## [EXERCISE INSTRUCTIONS]
Sift the listing for lines that hold the string "from" and pull them out.

[Collected data]
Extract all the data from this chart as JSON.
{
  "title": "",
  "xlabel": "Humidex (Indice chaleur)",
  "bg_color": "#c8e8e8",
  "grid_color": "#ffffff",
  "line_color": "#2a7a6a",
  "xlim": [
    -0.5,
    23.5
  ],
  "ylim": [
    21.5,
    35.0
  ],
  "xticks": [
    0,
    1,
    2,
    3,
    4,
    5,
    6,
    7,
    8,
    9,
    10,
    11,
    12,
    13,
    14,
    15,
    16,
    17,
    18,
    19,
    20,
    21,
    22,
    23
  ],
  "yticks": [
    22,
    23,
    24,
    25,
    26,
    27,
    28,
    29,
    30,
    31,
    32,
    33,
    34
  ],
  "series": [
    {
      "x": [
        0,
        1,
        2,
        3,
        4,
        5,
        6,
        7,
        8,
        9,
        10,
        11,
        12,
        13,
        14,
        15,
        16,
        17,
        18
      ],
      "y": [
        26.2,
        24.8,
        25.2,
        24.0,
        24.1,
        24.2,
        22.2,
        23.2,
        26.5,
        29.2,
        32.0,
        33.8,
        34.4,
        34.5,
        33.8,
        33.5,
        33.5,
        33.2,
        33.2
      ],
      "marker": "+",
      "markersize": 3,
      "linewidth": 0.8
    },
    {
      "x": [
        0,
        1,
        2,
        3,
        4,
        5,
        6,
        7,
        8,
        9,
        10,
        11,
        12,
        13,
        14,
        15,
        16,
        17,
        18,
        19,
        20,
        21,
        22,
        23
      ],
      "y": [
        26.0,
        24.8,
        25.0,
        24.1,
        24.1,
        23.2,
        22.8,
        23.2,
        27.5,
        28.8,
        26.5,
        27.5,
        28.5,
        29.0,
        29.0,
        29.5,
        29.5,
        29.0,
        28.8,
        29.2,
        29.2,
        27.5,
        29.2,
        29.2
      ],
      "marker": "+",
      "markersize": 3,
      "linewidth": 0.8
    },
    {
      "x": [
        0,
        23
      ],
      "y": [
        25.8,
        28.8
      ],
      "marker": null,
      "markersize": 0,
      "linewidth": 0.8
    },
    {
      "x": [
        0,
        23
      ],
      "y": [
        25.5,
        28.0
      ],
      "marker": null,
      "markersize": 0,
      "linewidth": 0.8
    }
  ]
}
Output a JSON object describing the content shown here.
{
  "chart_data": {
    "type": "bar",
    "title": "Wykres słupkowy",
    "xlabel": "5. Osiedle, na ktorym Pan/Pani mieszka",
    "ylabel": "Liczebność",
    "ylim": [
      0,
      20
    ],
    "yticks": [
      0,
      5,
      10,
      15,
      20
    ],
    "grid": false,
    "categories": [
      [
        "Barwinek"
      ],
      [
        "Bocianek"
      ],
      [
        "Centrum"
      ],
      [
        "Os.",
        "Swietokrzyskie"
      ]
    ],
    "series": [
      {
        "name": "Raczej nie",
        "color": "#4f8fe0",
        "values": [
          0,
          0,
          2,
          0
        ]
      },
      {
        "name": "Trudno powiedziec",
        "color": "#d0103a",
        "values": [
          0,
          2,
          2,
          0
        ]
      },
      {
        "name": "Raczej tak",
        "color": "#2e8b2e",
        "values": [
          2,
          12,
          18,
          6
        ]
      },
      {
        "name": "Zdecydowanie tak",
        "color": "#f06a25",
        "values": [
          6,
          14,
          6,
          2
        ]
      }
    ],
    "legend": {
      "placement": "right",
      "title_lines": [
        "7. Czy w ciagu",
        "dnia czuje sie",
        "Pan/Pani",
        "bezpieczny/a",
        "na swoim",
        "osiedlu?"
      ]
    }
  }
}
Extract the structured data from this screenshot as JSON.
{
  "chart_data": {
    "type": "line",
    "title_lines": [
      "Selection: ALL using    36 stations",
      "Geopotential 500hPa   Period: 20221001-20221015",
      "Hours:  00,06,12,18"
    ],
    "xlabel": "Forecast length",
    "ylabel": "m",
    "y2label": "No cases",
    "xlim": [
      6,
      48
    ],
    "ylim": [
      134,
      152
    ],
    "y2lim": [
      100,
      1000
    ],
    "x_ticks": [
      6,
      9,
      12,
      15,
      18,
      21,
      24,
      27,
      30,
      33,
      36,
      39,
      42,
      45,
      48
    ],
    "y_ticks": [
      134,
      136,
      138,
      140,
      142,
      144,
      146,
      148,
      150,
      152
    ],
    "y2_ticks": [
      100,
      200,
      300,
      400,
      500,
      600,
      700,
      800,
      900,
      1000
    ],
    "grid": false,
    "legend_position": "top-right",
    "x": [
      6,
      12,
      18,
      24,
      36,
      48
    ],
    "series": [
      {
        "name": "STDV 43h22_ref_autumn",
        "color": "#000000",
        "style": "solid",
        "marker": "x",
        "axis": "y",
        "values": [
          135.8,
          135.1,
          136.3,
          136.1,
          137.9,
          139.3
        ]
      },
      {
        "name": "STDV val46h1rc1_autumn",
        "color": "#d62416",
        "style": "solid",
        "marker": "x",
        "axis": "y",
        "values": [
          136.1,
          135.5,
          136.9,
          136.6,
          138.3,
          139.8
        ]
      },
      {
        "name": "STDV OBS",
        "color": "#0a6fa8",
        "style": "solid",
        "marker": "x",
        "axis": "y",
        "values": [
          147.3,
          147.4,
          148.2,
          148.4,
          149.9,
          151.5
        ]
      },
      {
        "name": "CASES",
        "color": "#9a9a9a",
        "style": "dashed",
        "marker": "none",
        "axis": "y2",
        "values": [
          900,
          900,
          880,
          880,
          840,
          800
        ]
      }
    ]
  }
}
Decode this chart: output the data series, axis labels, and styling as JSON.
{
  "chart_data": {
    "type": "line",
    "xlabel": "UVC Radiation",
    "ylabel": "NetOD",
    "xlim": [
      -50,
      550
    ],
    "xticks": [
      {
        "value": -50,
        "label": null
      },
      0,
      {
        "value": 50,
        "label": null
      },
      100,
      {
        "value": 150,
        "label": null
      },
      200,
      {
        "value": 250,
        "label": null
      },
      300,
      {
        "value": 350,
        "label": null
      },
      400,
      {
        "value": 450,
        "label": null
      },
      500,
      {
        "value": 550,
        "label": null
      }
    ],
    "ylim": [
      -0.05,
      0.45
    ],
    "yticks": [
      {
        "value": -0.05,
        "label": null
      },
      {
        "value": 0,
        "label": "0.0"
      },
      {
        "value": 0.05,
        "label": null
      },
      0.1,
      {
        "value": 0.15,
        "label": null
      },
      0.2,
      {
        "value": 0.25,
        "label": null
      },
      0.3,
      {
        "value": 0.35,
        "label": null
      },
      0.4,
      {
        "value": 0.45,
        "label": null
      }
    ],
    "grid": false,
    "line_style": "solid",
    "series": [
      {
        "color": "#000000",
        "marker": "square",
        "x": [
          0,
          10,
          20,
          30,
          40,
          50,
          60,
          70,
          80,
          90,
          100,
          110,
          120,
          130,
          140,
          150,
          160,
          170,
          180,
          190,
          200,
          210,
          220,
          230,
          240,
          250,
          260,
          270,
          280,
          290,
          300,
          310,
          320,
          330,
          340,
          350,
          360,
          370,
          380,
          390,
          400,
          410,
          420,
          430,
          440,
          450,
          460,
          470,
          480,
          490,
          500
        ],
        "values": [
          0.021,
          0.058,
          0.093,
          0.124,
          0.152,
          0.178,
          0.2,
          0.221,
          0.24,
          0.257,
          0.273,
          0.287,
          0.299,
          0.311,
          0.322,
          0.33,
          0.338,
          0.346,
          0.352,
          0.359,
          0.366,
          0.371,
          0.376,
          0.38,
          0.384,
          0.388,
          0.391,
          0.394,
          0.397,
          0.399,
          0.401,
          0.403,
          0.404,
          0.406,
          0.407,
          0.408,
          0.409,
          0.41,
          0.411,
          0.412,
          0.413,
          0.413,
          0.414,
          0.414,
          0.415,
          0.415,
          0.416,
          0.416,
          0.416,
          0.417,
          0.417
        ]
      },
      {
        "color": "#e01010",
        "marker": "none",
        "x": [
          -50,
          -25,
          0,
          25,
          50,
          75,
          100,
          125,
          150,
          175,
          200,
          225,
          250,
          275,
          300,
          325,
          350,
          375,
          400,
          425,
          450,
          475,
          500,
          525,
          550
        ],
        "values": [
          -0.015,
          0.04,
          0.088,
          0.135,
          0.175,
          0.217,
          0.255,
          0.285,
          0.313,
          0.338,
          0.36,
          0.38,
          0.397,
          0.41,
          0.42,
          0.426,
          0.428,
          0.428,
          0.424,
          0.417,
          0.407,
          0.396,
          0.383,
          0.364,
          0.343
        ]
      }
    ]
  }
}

## [FULL SOLUTION]
Extract all the data from this chart as JSON.
Extract the structured data from this screenshot as JSON.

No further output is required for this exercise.